_Records shown:_
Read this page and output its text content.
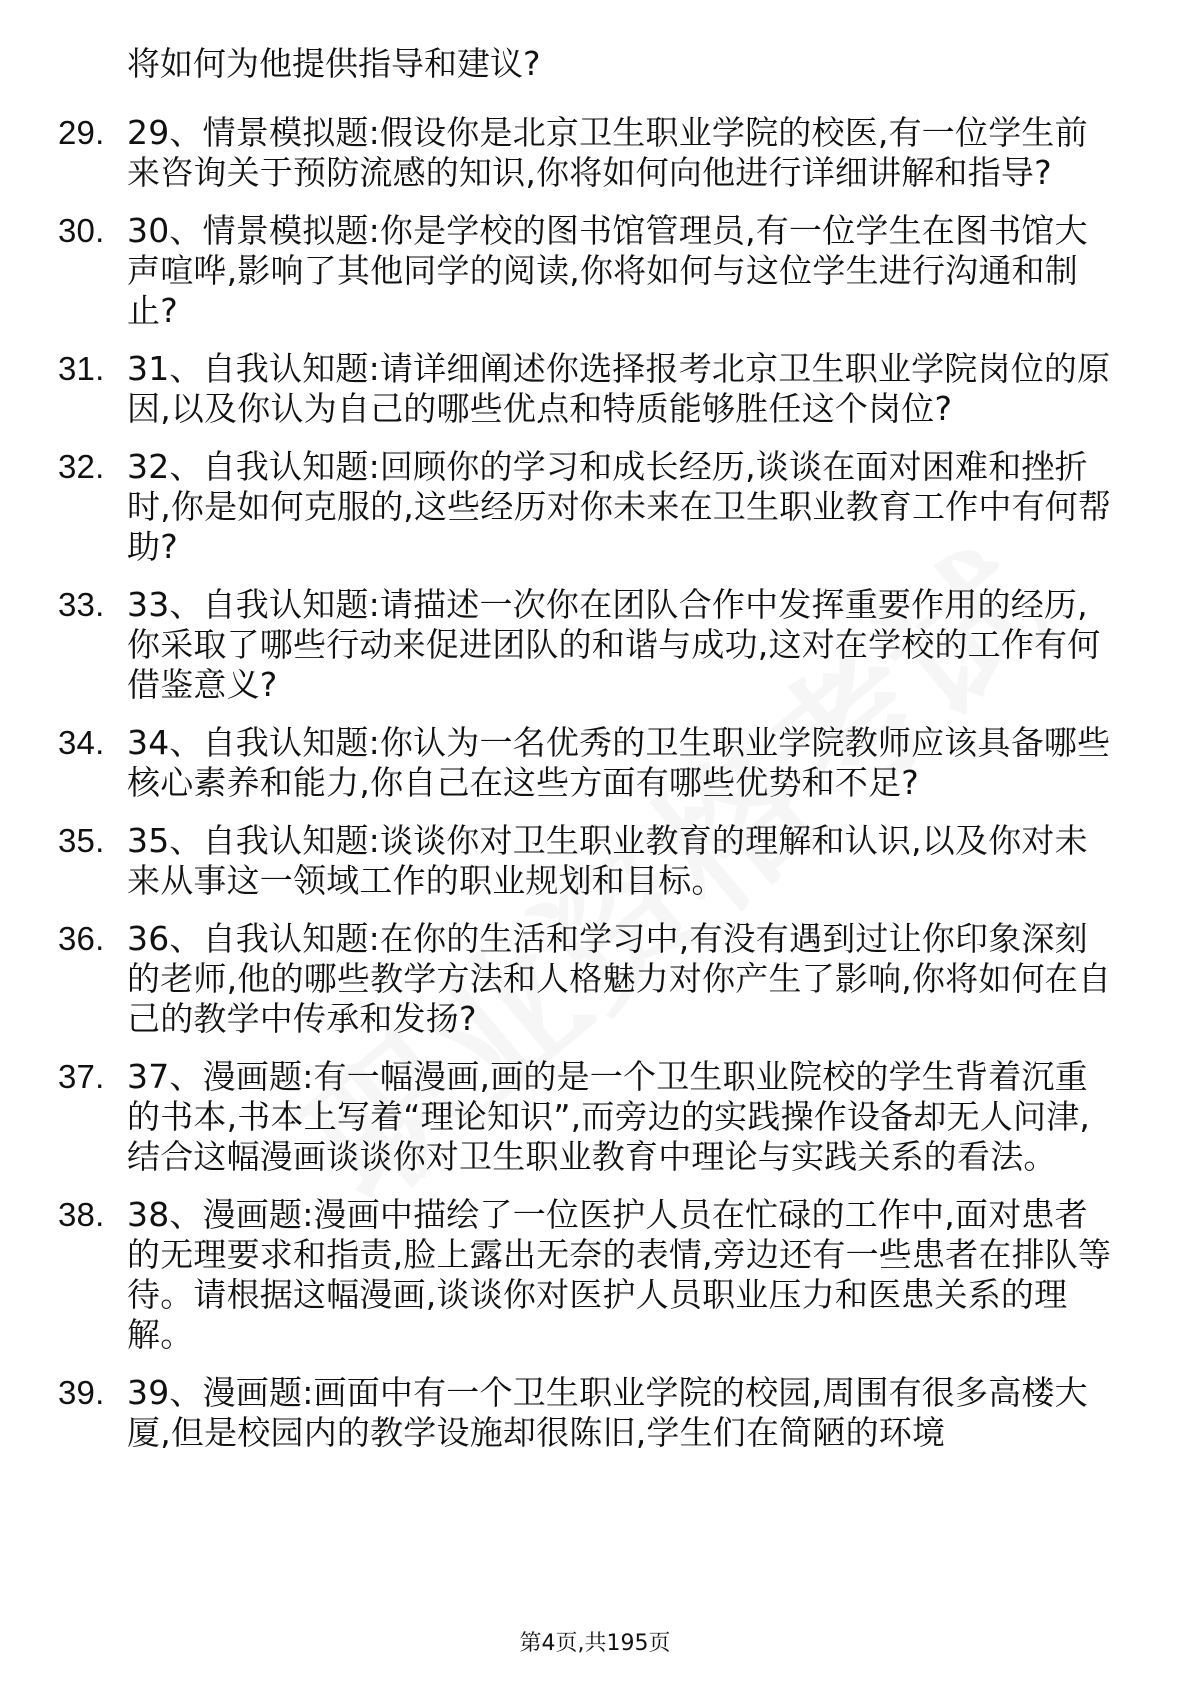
将如何为他提供指导和建议?
29. 29、情景模拟题:假设你是北京卫生职业学院的校医,有一位学生前来咨询关于预防流感的知识,你将如何向他进行详细讲解和指导?
30. 30、情景模拟题:你是学校的图书馆管理员,有一位学生在图书馆大声喧哗,影响了其他同学的阅读,你将如何与这位学生进行沟通和制止?
31. 31、自我认知题:请详细阐述你选择报考北京卫生职业学院岗位的原因,以及你认为自己的哪些优点和特质能够胜任这个岗位?
32. 32、自我认知题:回顾你的学习和成长经历,谈谈在面对困难和挫折时,你是如何克服的,这些经历对你未来在卫生职业教育工作中有何帮助?
33. 33、自我认知题:请描述一次你在团队合作中发挥重要作用的经历,你采取了哪些行动来促进团队的和谐与成功,这对在学校的工作有何借鉴意义?
34. 34、自我认知题:你认为一名优秀的卫生职业学院教师应该具备哪些核心素养和能力,你自己在这些方面有哪些优势和不足?
35. 35、自我认知题:谈谈你对卫生职业教育的理解和认识,以及你对未来从事这一领域工作的职业规划和目标。
36. 36、自我认知题:在你的生活和学习中,有没有遇到过让你印象深刻的老师,他的哪些教学方法和人格魅力对你产生了影响,你将如何在自己的教学中传承和发扬?
37. 37、漫画题:有一幅漫画,画的是一个卫生职业院校的学生背着沉重的书本,书本上写着“理论知识”,而旁边的实践操作设备却无人问津,结合这幅漫画谈谈你对卫生职业教育中理论与实践关系的看法。
38. 38、漫画题:漫画中描绘了一位医护人员在忙碌的工作中,面对患者的无理要求和指责,脸上露出无奈的表情,旁边还有一些患者在排队等待。请根据这幅漫画,谈谈你对医护人员职业压力和医患关系的理解。
39. 39、漫画题:画面中有一个卫生职业学院的校园,周围有很多高楼大厦,但是校园内的教学设施却很陈旧,学生们在简陋的环境
第4页,共195页
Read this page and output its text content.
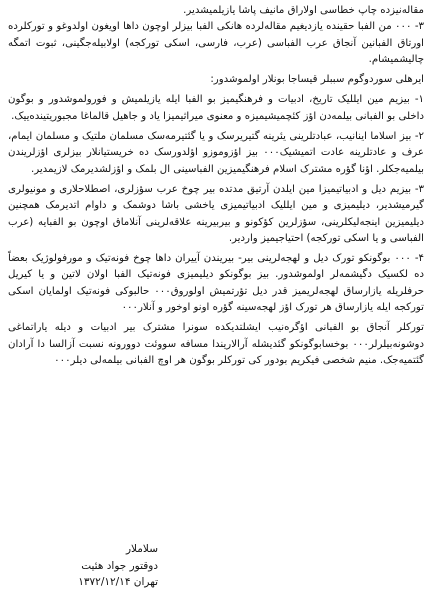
مقاله‌نیزده چاپ خطاسی اولاراق مانیف پاشا یازیلمیشدیر.

۳- ۰۰۰ من الفبا حقینده یازدیغیم مقاله‌لرده هانکی الفبا بیزلر اوچون داها اویغون اولدوغو و تورکلرده اورتاق الفبانین آنجاق عرب الفباسی (عرب، فارسی، اسکی تورکجه) اولابیله‌جگینی، ثبوت اتمگه چالیشمیشام.

ایرهلی سوردوگوم سببلر قیساجا بونلار اولموشدور:

۱- بیزیم مین ایللیک تاریخ، ادبیات و فرهنگیمیز بو الفبا ایله یازیلمیش و فورولموشدور و بوگون داخلی بو الفبانی بیلمه‌دن اؤز کئچمیشیمیزه و معنوی میراثیمیزا یاد و جاهیل قالماغا مجبوریتینده‌ییک.

۲- بیز اسلاما اینانیب، عبادتلرینی یئرینه گتیریرسک و یا گئتیرمه‌سک مسلمان ملتیک و مسلمان ایمام، عرف و عادتلرینه عادت اتمیشیک۰۰۰ بیز اؤزوموزو اؤلدورسک ده خریستیانلار بیزلری اؤزلریندن بیلمیه‌جکلر. اؤنا گؤره مشترک اسلام فرهنگیمیزین الفباسینی ال بلمک و اؤزلشدیرمک لازیمدیر.

۳- بیزیم دیل و ادبیاتیمیزا مین ایلدن آرتیق مدتده بیر چوخ عرب سؤزلری، اصطلاحلاری و مونیولری گیرمیشدیر، دیلیمیزی و مین ایللیک ادبیاتیمیزی یاخشی باشا دوشمک و داوام اتدیرمک همچنین دیلیمیزین اینجه‌لیکلرینی، سؤزلرین کؤکونو و بیربیرینه علاقه‌لرینی آنلاماق اوچون بو الفبایه (عرب الفباسی و یا اسکی تورکجه) احتیاجیمیز واردیر.

۴- ۰۰۰ بوگونکو تورک دیل و لهجه‌لرینی بیر- بیریندن آییران داها چوخ فونه‌تیک و مورفولوژیک بعضاً ده لکسیک دگیشمه‌لر اولموشدور. بیز بوگونکو دیلیمیزی فونه‌تیک الفبا اولان لاتین و یا کیریل حرفلریله یازارساق لهجه‌لریمیز قدر دیل تؤرتمیش اولوروق۰۰۰ حالبوکی فونه‌تیک اولمایان اسکی تورکجه ایله یازارساق هر تورک اؤز لهجه‌سینه گؤره اونو اوخور و آنلار۰۰۰

تورکلر آنجاق بو الفبانی اؤگره‌نیب ایشلتدیکده سونرا مشترک بیر ادبیات و دیله یاراتماغی دوشونه‌بیلرلر۰۰۰ بوخسابوگونکو گئدیشله آرالاریندا مسافه سووئت دوورونه نسبت آزالسا دا آرادان گئتمیه‌جک. منیم شخصی فیکریم بودور کی تورکلر بوگون هر اوچ الفبانی بیلمه‌لی دیلر۰۰۰

سلاملار
دوقتور جواد هئیت
تهران ۱۳۷۲/۱۲/۱۴
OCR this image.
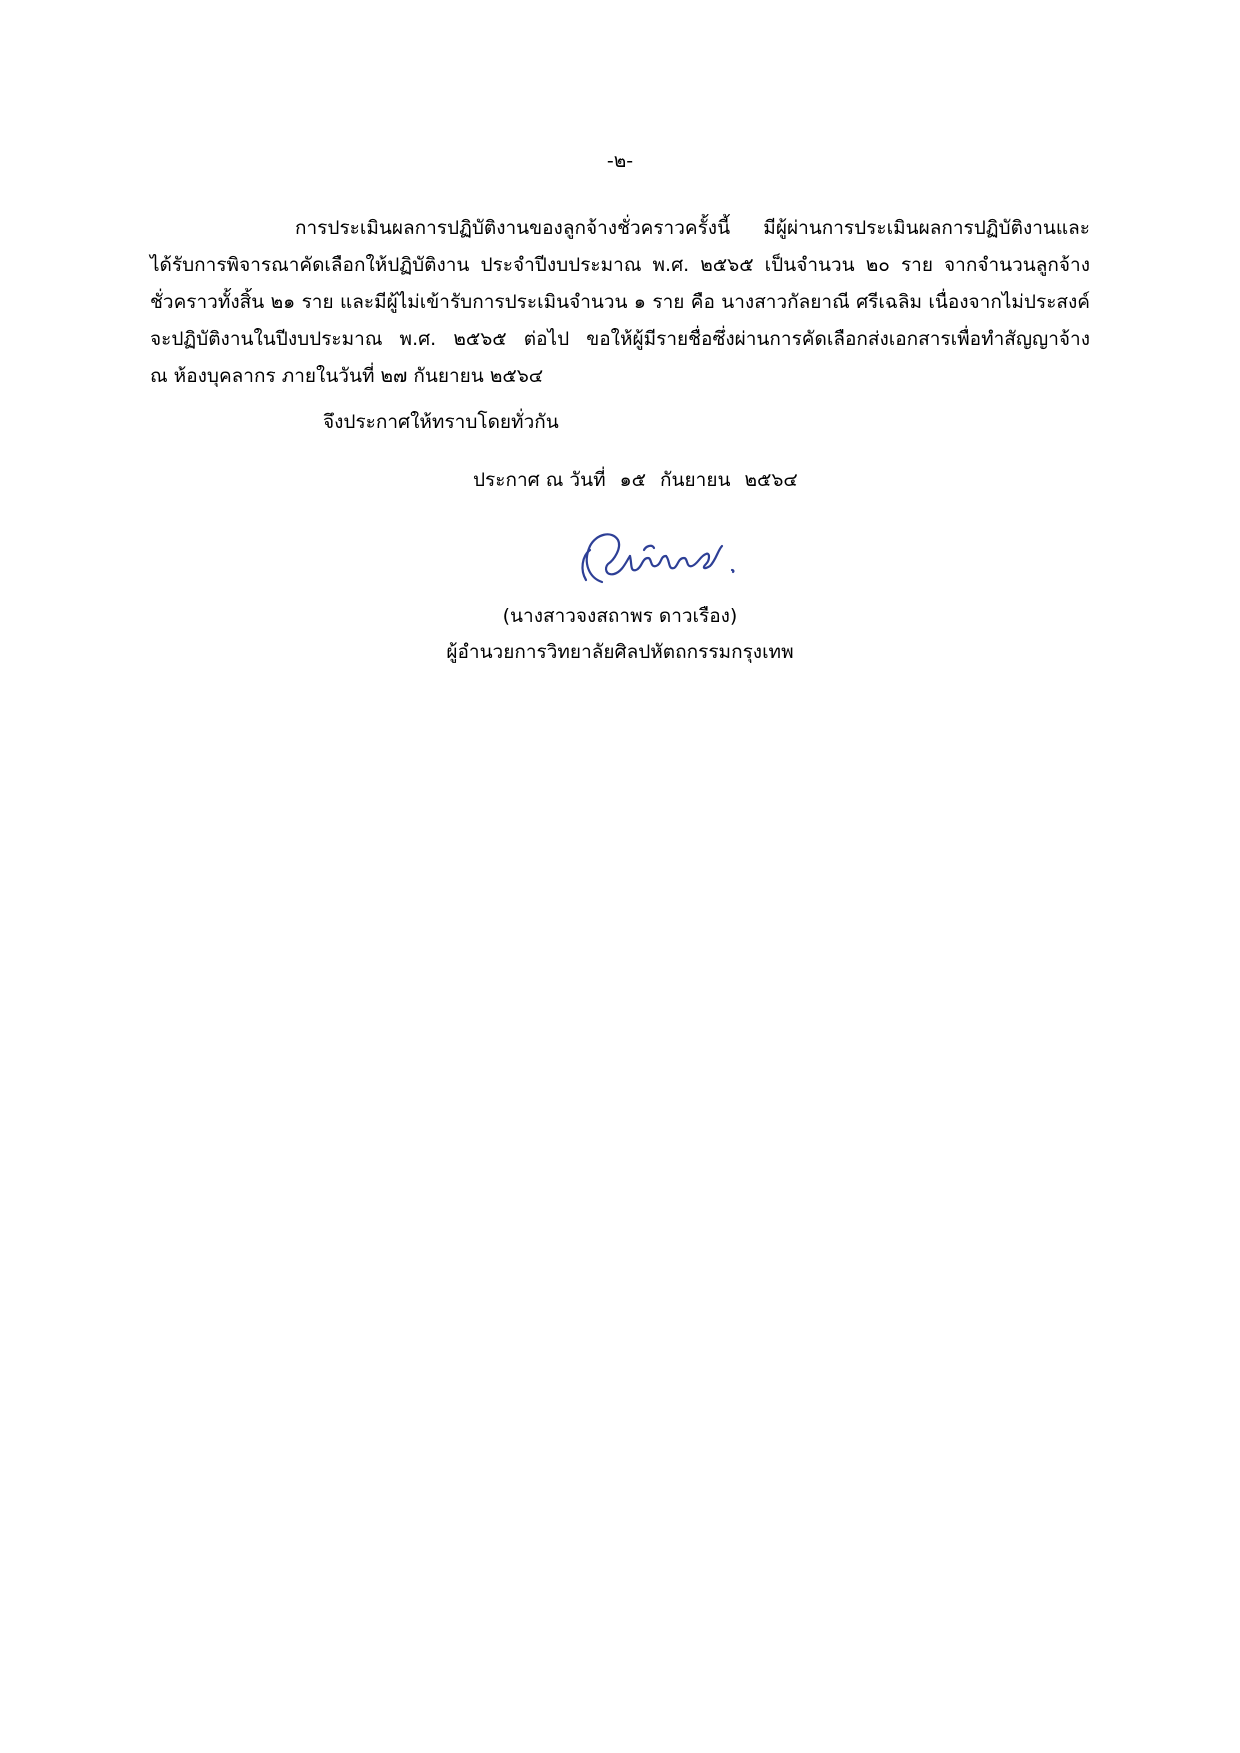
-๒-
การประเมินผลการปฏิบัติงานของลูกจ้างชั่วคราวครั้งนี้ มีผู้ผ่านการประเมินผลการปฏิบัติงานและ
ได้รับการพิจารณาคัดเลือกให้ปฏิบัติงาน ประจำปีงบประมาณ พ.ศ. ๒๕๖๕ เป็นจำนวน ๒๐ ราย จากจำนวนลูกจ้าง
ชั่วคราวทั้งสิ้น ๒๑ ราย และมีผู้ไม่เข้ารับการประเมินจำนวน ๑ ราย คือ นางสาวกัลยาณี ศรีเฉลิม เนื่องจากไม่ประสงค์
จะปฏิบัติงานในปีงบประมาณ พ.ศ. ๒๕๖๕ ต่อไป ขอให้ผู้มีรายชื่อซึ่งผ่านการคัดเลือกส่งเอกสารเพื่อทำสัญญาจ้าง
ณ ห้องบุคลากร ภายในวันที่ ๒๗ กันยายน ๒๕๖๔
จึงประกาศให้ทราบโดยทั่วกัน
ประกาศ ณ วันที่ ๑๕ กันยายน ๒๕๖๔
(นางสาวจงสถาพร ดาวเรือง)
ผู้อำนวยการวิทยาลัยศิลปหัตถกรรมกรุงเทพ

_Goal:_ Without the pictures, copy the material exactly as given.

_Written response:_
Read this page and output its text content.
将如何为他提供指导和建议?
29. 29、情景模拟题:假设你是北京卫生职业学院的校医,有一位学生前来咨询关于预防流感的知识,你将如何向他进行详细讲解和指导?
30. 30、情景模拟题:你是学校的图书馆管理员,有一位学生在图书馆大声喧哗,影响了其他同学的阅读,你将如何与这位学生进行沟通和制止?
31. 31、自我认知题:请详细阐述你选择报考北京卫生职业学院岗位的原因,以及你认为自己的哪些优点和特质能够胜任这个岗位?
32. 32、自我认知题:回顾你的学习和成长经历,谈谈在面对困难和挫折时,你是如何克服的,这些经历对你未来在卫生职业教育工作中有何帮助?
33. 33、自我认知题:请描述一次你在团队合作中发挥重要作用的经历,你采取了哪些行动来促进团队的和谐与成功,这对在学校的工作有何借鉴意义?
34. 34、自我认知题:你认为一名优秀的卫生职业学院教师应该具备哪些核心素养和能力,你自己在这些方面有哪些优势和不足?
35. 35、自我认知题:谈谈你对卫生职业教育的理解和认识,以及你对未来从事这一领域工作的职业规划和目标。
36. 36、自我认知题:在你的生活和学习中,有没有遇到过让你印象深刻的老师,他的哪些教学方法和人格魅力对你产生了影响,你将如何在自己的教学中传承和发扬?
37. 37、漫画题:有一幅漫画,画的是一个卫生职业院校的学生背着沉重的书本,书本上写着“理论知识”,而旁边的实践操作设备却无人问津,结合这幅漫画谈谈你对卫生职业教育中理论与实践关系的看法。
38. 38、漫画题:漫画中描绘了一位医护人员在忙碌的工作中,面对患者的无理要求和指责,脸上露出无奈的表情,旁边还有一些患者在排队等待。请根据这幅漫画,谈谈你对医护人员职业压力和医患关系的理解。
39. 39、漫画题:画面中有一个卫生职业学院的校园,周围有很多高楼大厦,但是校园内的教学设施却很陈旧,学生们在简陋的环境
第4页,共195页
Read this page and output its text content.
مقاله‌نیزده چاپ خطاسی اولاراق مانیف پاشا یازیلمیشدیر.

۳- ۰۰۰ من الفبا حقینده یازدیغیم مقاله‌لرده هانکی الفبا بیزلر اوچون داها اویغون اولدوغو و تورکلرده اورتاق الفبانین آنجاق عرب الفباسی (عرب، فارسی، اسکی تورکجه) اولابیله‌جگینی، ثبوت اتمگه چالیشمیشام.

ایرهلی سوردوگوم سببلر قیساجا بونلار اولموشدور:

۱- بیزیم مین ایللیک تاریخ، ادبیات و فرهنگیمیز بو الفبا ایله یازیلمیش و فورولموشدور و بوگون داخلی بو الفبانی بیلمه‌دن اؤز کئچمیشیمیزه و معنوی میراثیمیزا یاد و جاهیل قالماغا مجبوریتینده‌ییک.

۲- بیز اسلاما اینانیب، عبادتلرینی یئرینه گتیریرسک و یا گئتیرمه‌سک مسلمان ملتیک و مسلمان ایمام، عرف و عادتلرینه عادت اتمیشیک۰۰۰ بیز اؤزوموزو اؤلدورسک ده خریستیانلار بیزلری اؤزلریندن بیلمیه‌جکلر. اؤنا گؤره مشترک اسلام فرهنگیمیزین الفباسینی ال بلمک و اؤزلشدیرمک لازیمدیر.

۳- بیزیم دیل و ادبیاتیمیزا مین ایلدن آرتیق مدتده بیر چوخ عرب سؤزلری، اصطلاحلاری و مونیولری گیرمیشدیر، دیلیمیزی و مین ایللیک ادبیاتیمیزی یاخشی باشا دوشمک و داوام اتدیرمک همچنین دیلیمیزین اینجه‌لیکلرینی، سؤزلرین کؤکونو و بیربیرینه علاقه‌لرینی آنلاماق اوچون بو الفبایه (عرب الفباسی و یا اسکی تورکجه) احتیاجیمیز واردیر.

۴- ۰۰۰ بوگونکو تورک دیل و لهجه‌لرینی بیر- بیریندن آییران داها چوخ فونه‌تیک و مورفولوژیک بعضاً ده لکسیک دگیشمه‌لر اولموشدور. بیز بوگونکو دیلیمیزی فونه‌تیک الفبا اولان لاتین و یا کیریل حرفلریله یازارساق لهجه‌لریمیز قدر دیل تؤرتمیش اولوروق۰۰۰ حالبوکی فونه‌تیک اولمایان اسکی تورکجه ایله یازارساق هر تورک اؤز لهجه‌سینه گؤره اونو اوخور و آنلار۰۰۰

تورکلر آنجاق بو الفبانی اؤگره‌نیب ایشلتدیکده سونرا مشترک بیر ادبیات و دیله یاراتماغی دوشونه‌بیلرلر۰۰۰ بوخسابوگونکو گئدیشله آرالاریندا مسافه سووئت دوورونه نسبت آزالسا دا آرادان گئتمیه‌جک. منیم شخصی فیکریم بودور کی تورکلر بوگون هر اوچ الفبانی بیلمه‌لی دیلر۰۰۰

سلاملار
دوقتور جواد هئیت
تهران ۱۳۷۲/۱۲/۱۴
OCR this image.
-๒-
การประเมินผลการปฏิบัติงานของลูกจ้างชั่วคราวครั้งนี้ มีผู้ผ่านการประเมินผลการปฏิบัติงานและ
ได้รับการพิจารณาคัดเลือกให้ปฏิบัติงาน ประจำปีงบประมาณ พ.ศ. ๒๕๖๕ เป็นจำนวน ๒๐ ราย จากจำนวนลูกจ้าง
ชั่วคราวทั้งสิ้น ๒๑ ราย และมีผู้ไม่เข้ารับการประเมินจำนวน ๑ ราย คือ นางสาวกัลยาณี ศรีเฉลิม เนื่องจากไม่ประสงค์
จะปฏิบัติงานในปีงบประมาณ พ.ศ. ๒๕๖๕ ต่อไป ขอให้ผู้มีรายชื่อซึ่งผ่านการคัดเลือกส่งเอกสารเพื่อทำสัญญาจ้าง
ณ ห้องบุคลากร ภายในวันที่ ๒๗ กันยายน ๒๕๖๔
จึงประกาศให้ทราบโดยทั่วกัน
ประกาศ ณ วันที่ ๑๕ กันยายน ๒๕๖๔
(นางสาวจงสถาพร ดาวเรือง)
ผู้อำนวยการวิทยาลัยศิลปหัตถกรรมกรุงเทพ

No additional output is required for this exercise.